* WORK REQUIRED:
Select, from the data, each line where "puertos" occurs.

* RECORDED DATA:
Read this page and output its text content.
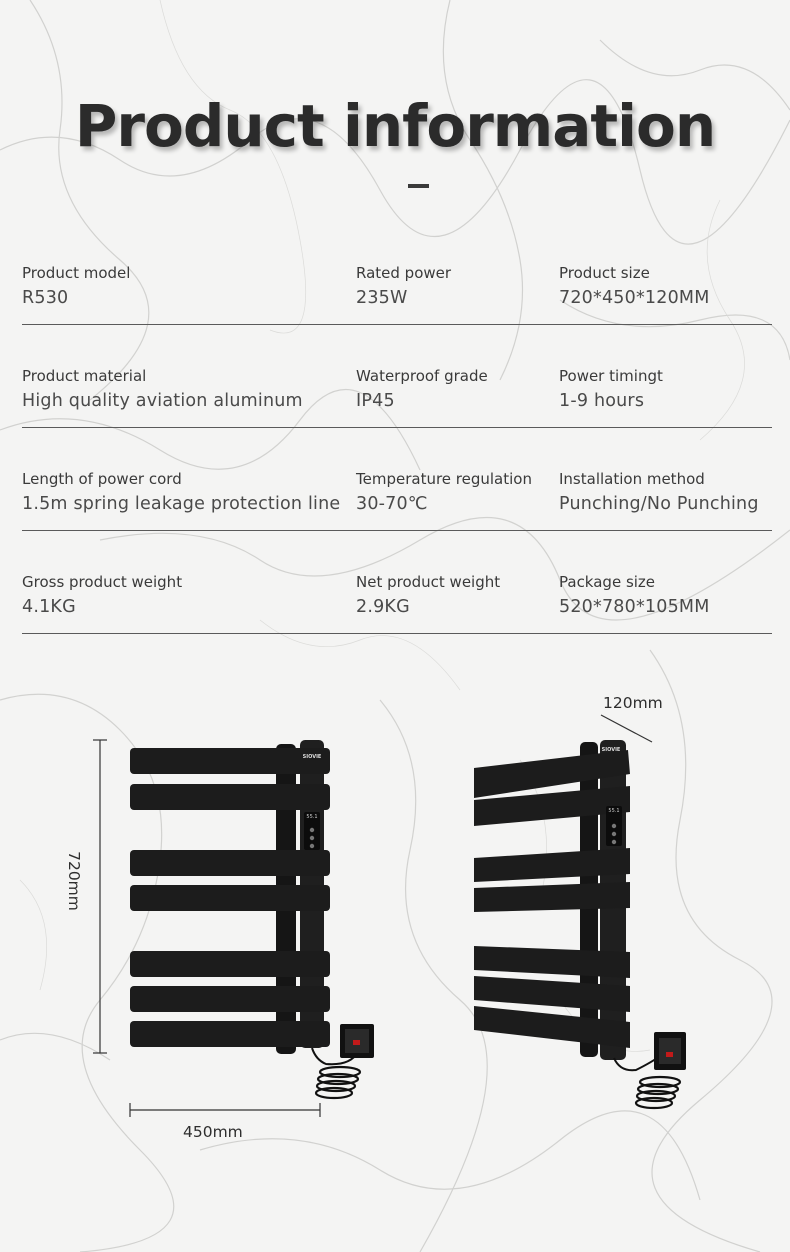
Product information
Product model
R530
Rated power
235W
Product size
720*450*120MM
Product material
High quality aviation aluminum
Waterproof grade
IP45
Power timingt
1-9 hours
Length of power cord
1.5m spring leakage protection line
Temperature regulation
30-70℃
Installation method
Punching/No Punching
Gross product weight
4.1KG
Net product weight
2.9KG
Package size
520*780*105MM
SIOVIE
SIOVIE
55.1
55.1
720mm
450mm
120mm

* * *

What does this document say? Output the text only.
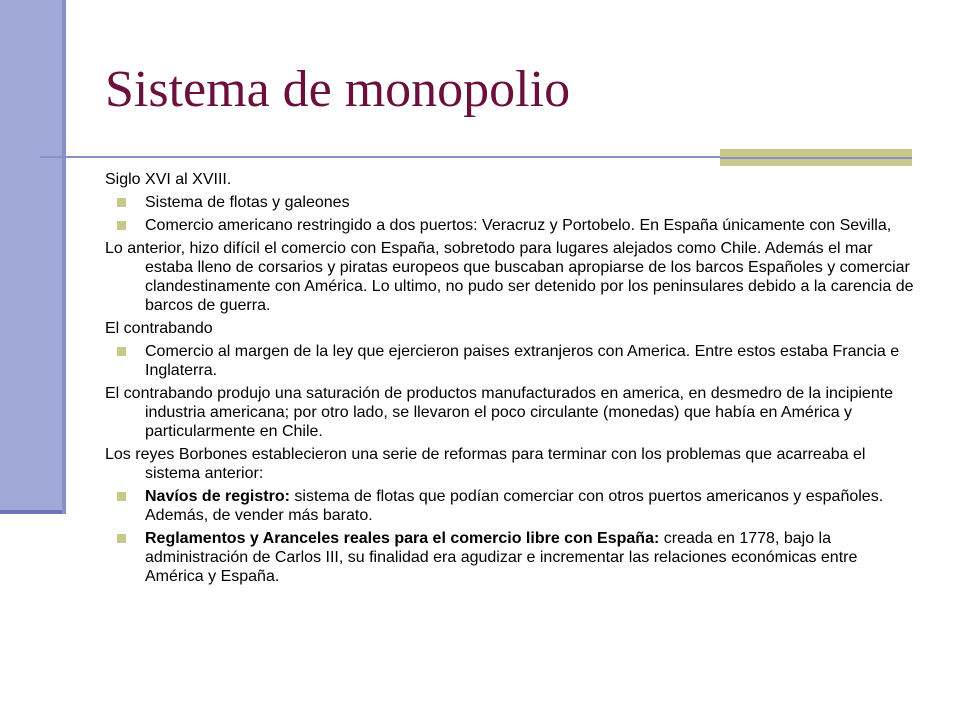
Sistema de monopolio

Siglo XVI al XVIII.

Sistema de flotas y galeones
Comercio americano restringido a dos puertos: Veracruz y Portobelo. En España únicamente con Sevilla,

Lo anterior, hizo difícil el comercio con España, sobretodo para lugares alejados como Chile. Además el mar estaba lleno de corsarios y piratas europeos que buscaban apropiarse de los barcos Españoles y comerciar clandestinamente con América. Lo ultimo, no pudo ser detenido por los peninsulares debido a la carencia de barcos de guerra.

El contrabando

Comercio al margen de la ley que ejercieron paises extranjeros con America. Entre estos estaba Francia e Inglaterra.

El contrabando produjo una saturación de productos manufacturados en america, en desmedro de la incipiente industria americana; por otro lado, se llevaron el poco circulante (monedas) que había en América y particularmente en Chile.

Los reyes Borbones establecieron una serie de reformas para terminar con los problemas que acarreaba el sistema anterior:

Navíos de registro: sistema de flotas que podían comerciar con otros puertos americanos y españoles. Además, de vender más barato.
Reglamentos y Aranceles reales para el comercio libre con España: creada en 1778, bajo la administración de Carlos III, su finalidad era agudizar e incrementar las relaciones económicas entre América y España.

* EXERCISE OUTPUT:
Comercio americano restringido a dos puertos: Veracruz y Portobelo. En España únicamente con Sevilla,
Navíos de registro: sistema de flotas que podían comerciar con otros puertos americanos y españoles. Además, de vender más barato.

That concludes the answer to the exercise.